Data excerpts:
****************************************

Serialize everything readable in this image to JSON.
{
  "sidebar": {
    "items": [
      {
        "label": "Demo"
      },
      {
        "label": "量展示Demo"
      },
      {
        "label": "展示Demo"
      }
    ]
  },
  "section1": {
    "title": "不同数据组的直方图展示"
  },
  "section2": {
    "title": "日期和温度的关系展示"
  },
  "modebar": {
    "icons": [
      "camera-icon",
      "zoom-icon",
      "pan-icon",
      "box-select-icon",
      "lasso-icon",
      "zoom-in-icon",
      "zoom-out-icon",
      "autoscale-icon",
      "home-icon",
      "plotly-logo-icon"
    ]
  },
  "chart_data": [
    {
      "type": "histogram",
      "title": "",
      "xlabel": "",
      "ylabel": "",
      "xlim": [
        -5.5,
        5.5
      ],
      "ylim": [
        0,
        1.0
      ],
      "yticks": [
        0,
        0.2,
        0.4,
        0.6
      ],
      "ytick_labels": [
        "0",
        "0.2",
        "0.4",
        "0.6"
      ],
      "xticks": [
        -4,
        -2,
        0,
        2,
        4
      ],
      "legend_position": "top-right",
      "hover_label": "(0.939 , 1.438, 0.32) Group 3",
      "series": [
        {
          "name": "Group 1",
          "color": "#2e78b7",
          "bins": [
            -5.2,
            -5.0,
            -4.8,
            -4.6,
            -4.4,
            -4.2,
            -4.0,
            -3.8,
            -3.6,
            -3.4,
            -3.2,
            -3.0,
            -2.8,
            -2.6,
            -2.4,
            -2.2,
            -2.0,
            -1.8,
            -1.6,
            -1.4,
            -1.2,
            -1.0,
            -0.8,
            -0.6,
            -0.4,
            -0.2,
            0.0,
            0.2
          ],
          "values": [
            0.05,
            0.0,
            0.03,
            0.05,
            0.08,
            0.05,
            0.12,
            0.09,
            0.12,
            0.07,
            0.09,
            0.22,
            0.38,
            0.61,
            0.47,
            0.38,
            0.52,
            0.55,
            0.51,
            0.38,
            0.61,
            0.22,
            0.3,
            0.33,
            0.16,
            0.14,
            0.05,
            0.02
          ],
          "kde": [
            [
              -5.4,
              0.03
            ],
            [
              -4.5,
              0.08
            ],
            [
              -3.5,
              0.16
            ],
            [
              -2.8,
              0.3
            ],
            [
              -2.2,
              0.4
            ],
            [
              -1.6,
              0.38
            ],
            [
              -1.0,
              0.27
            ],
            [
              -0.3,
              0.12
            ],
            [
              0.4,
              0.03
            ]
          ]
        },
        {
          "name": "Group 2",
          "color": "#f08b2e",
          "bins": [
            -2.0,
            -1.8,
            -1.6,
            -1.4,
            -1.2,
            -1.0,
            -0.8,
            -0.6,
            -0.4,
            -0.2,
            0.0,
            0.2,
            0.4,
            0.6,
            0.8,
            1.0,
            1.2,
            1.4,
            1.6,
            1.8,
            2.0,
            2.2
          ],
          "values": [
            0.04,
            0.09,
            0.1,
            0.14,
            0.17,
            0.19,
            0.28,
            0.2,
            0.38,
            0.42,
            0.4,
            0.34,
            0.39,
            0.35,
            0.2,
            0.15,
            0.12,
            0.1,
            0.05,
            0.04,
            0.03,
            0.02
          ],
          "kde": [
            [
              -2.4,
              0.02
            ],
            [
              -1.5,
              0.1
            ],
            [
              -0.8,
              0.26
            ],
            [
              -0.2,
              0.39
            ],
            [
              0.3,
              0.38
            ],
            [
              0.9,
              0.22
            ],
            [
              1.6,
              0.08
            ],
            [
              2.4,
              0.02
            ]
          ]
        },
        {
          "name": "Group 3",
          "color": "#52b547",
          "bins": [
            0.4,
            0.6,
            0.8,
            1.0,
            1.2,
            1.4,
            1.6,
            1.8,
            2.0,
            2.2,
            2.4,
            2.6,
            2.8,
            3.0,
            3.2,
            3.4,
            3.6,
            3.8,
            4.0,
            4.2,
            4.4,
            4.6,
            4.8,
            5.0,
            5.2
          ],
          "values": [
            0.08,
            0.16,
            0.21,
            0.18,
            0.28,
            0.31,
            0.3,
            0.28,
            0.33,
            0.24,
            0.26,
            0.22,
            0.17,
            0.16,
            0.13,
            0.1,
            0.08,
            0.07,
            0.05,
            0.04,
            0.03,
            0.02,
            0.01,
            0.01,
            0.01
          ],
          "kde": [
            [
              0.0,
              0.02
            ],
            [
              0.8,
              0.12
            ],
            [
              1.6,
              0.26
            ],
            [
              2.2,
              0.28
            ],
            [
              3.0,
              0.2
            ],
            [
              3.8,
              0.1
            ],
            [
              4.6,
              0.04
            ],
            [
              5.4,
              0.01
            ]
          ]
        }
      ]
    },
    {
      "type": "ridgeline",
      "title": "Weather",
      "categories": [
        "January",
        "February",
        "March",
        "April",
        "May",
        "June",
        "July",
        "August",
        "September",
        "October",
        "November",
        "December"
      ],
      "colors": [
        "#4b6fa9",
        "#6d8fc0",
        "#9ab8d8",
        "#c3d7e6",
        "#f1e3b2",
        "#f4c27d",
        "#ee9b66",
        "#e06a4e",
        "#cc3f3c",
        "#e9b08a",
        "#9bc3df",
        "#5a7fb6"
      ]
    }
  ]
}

****************************************

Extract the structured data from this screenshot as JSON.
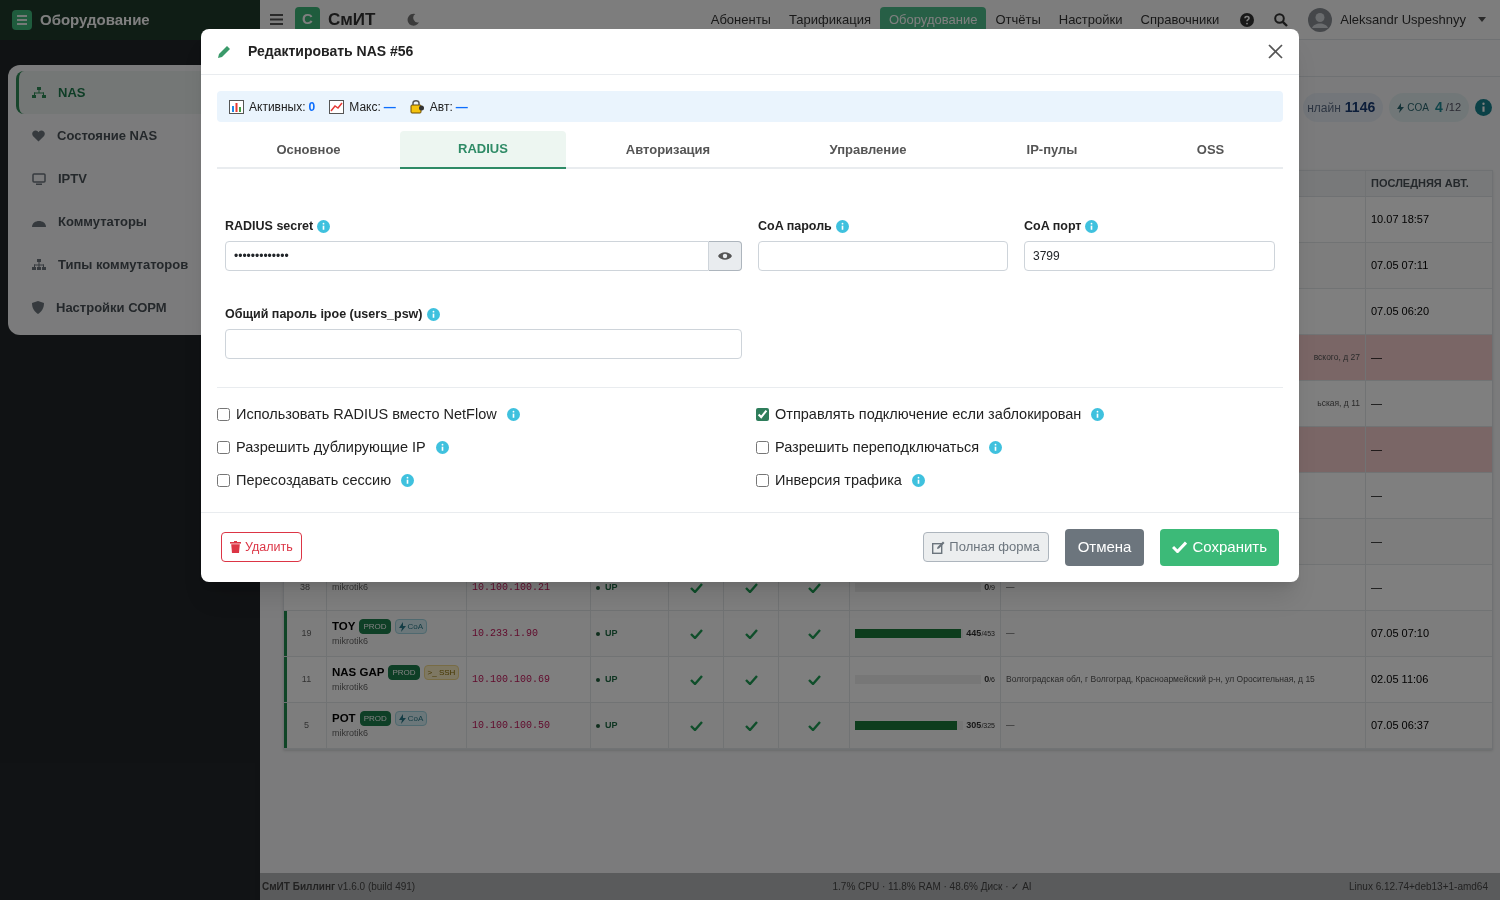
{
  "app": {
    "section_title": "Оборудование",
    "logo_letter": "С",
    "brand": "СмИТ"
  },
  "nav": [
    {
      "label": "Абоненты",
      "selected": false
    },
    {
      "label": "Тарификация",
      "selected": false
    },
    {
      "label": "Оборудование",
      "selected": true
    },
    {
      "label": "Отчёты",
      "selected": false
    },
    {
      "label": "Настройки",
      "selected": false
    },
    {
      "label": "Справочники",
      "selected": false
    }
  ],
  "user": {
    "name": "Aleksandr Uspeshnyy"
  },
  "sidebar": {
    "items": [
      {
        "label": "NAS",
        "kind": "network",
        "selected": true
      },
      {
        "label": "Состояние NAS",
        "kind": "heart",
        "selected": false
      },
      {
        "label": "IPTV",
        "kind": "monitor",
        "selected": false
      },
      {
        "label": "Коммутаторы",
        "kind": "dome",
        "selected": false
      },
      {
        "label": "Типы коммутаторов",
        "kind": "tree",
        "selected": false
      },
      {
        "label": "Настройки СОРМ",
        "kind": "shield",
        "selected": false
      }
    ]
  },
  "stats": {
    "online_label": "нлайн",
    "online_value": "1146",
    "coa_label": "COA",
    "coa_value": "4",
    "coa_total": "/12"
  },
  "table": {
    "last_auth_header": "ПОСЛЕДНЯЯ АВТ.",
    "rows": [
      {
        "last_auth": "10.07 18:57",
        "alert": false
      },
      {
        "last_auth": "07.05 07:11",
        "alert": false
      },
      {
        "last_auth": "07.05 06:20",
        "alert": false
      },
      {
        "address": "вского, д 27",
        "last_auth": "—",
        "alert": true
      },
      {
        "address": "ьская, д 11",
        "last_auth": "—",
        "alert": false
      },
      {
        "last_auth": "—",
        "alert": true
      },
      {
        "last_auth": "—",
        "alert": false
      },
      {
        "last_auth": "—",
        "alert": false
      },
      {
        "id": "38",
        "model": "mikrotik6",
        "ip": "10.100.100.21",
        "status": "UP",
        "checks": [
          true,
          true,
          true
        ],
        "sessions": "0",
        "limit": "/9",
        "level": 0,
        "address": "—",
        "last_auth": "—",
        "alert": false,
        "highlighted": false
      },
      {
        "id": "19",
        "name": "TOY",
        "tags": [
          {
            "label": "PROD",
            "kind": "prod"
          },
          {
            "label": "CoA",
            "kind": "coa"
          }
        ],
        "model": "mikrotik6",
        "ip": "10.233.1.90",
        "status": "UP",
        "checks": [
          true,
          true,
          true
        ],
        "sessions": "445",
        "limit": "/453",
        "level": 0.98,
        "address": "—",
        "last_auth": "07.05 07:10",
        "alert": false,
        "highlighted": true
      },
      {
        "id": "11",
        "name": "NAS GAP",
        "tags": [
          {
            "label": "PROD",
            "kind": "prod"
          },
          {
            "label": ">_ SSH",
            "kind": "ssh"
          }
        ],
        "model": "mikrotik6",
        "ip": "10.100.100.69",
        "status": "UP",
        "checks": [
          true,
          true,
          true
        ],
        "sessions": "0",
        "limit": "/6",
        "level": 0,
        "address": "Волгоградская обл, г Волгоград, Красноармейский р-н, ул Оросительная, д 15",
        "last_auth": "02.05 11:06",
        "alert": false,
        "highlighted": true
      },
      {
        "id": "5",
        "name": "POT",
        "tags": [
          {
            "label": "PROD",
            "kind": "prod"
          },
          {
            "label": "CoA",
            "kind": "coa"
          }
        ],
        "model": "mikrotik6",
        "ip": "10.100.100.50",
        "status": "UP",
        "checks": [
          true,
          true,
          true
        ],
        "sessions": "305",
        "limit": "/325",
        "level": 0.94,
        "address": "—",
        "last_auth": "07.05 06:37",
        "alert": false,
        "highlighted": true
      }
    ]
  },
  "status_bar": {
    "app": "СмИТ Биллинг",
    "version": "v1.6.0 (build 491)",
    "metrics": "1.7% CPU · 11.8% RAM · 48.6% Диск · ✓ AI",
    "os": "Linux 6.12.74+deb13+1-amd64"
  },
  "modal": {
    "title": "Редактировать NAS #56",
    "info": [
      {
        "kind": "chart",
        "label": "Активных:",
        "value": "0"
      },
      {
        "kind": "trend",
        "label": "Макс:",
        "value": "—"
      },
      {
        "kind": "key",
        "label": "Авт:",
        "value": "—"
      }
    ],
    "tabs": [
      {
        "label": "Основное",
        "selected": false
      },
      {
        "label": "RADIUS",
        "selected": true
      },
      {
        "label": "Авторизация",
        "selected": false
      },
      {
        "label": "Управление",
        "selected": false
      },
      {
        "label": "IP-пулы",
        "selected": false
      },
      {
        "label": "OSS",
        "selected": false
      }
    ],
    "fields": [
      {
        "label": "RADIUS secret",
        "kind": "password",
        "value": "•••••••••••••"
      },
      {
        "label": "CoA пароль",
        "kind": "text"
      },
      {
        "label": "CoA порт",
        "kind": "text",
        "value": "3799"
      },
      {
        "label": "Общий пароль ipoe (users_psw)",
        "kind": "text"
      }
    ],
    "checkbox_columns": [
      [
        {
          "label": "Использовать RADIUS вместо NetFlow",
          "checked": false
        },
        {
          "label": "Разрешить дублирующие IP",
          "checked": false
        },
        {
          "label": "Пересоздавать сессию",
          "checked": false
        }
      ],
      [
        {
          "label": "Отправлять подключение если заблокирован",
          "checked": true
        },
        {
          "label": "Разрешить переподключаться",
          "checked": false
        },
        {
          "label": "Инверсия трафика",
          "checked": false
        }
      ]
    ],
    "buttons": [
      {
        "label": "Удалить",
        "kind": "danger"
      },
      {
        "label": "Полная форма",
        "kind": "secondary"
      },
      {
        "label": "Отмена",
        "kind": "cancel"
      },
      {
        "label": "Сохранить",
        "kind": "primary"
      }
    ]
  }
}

****************************************

▶ Instructions for the task:
Gather every line containing the word "this" and copy it.

▶ Exercise solution:
Serialize everything readable in this image to JSON.
Extract the structured data from this screenshot as JSON.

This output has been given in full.